- [Information provided]:
----------
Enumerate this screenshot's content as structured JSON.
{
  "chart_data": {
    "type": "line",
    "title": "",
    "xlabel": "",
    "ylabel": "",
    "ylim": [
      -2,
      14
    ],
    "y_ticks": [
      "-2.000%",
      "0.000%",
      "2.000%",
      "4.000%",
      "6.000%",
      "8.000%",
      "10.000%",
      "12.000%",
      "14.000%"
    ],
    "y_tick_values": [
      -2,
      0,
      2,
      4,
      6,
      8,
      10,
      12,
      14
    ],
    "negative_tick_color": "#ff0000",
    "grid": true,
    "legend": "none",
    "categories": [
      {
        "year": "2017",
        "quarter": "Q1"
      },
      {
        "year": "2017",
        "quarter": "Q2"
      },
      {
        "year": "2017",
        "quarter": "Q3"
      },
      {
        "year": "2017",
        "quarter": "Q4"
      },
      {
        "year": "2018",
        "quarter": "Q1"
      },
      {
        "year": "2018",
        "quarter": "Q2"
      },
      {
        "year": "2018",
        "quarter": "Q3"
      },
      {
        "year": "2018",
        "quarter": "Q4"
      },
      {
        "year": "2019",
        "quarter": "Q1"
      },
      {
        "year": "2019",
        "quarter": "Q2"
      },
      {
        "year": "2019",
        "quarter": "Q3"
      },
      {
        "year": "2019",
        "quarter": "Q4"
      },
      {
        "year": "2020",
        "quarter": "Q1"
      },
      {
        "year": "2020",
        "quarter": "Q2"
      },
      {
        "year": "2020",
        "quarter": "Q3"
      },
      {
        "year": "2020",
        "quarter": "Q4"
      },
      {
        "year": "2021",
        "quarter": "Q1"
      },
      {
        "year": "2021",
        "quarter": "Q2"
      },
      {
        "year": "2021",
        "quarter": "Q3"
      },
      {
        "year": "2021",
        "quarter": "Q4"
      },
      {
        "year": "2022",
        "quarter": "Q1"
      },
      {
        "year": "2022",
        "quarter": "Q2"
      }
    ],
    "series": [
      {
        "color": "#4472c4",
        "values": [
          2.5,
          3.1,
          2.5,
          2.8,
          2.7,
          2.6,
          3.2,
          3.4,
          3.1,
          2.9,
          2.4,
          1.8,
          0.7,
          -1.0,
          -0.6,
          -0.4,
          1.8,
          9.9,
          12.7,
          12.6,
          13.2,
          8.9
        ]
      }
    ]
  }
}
----------
- [Written request]: Exactly reproduce every line found in the records.

- [Task response]:
Enumerate this screenshot's content as structured JSON.
{
  "chart_data": {
    "type": "line",
    "title": "",
    "xlabel": "",
    "ylabel": "",
    "ylim": [
      -2,
      14
    ],
    "y_ticks": [
      "-2.000%",
      "0.000%",
      "2.000%",
      "4.000%",
      "6.000%",
      "8.000%",
      "10.000%",
      "12.000%",
      "14.000%"
    ],
    "y_tick_values": [
      -2,
      0,
      2,
      4,
      6,
      8,
      10,
      12,
      14
    ],
    "negative_tick_color": "#ff0000",
    "grid": true,
    "legend": "none",
    "categories": [
      {
        "year": "2017",
        "quarter": "Q1"
      },
      {
        "year": "2017",
        "quarter": "Q2"
      },
      {
        "year": "2017",
        "quarter": "Q3"
      },
      {
        "year": "2017",
        "quarter": "Q4"
      },
      {
        "year": "2018",
        "quarter": "Q1"
      },
      {
        "year": "2018",
        "quarter": "Q2"
      },
      {
        "year": "2018",
        "quarter": "Q3"
      },
      {
        "year": "2018",
        "quarter": "Q4"
      },
      {
        "year": "2019",
        "quarter": "Q1"
      },
      {
        "year": "2019",
        "quarter": "Q2"
      },
      {
        "year": "2019",
        "quarter": "Q3"
      },
      {
        "year": "2019",
        "quarter": "Q4"
      },
      {
        "year": "2020",
        "quarter": "Q1"
      },
      {
        "year": "2020",
        "quarter": "Q2"
      },
      {
        "year": "2020",
        "quarter": "Q3"
      },
      {
        "year": "2020",
        "quarter": "Q4"
      },
      {
        "year": "2021",
        "quarter": "Q1"
      },
      {
        "year": "2021",
        "quarter": "Q2"
      },
      {
        "year": "2021",
        "quarter": "Q3"
      },
      {
        "year": "2021",
        "quarter": "Q4"
      },
      {
        "year": "2022",
        "quarter": "Q1"
      },
      {
        "year": "2022",
        "quarter": "Q2"
      }
    ],
    "series": [
      {
        "color": "#4472c4",
        "values": [
          2.5,
          3.1,
          2.5,
          2.8,
          2.7,
          2.6,
          3.2,
          3.4,
          3.1,
          2.9,
          2.4,
          1.8,
          0.7,
          -1.0,
          -0.6,
          -0.4,
          1.8,
          9.9,
          12.7,
          12.6,
          13.2,
          8.9
        ]
      }
    ]
  }
}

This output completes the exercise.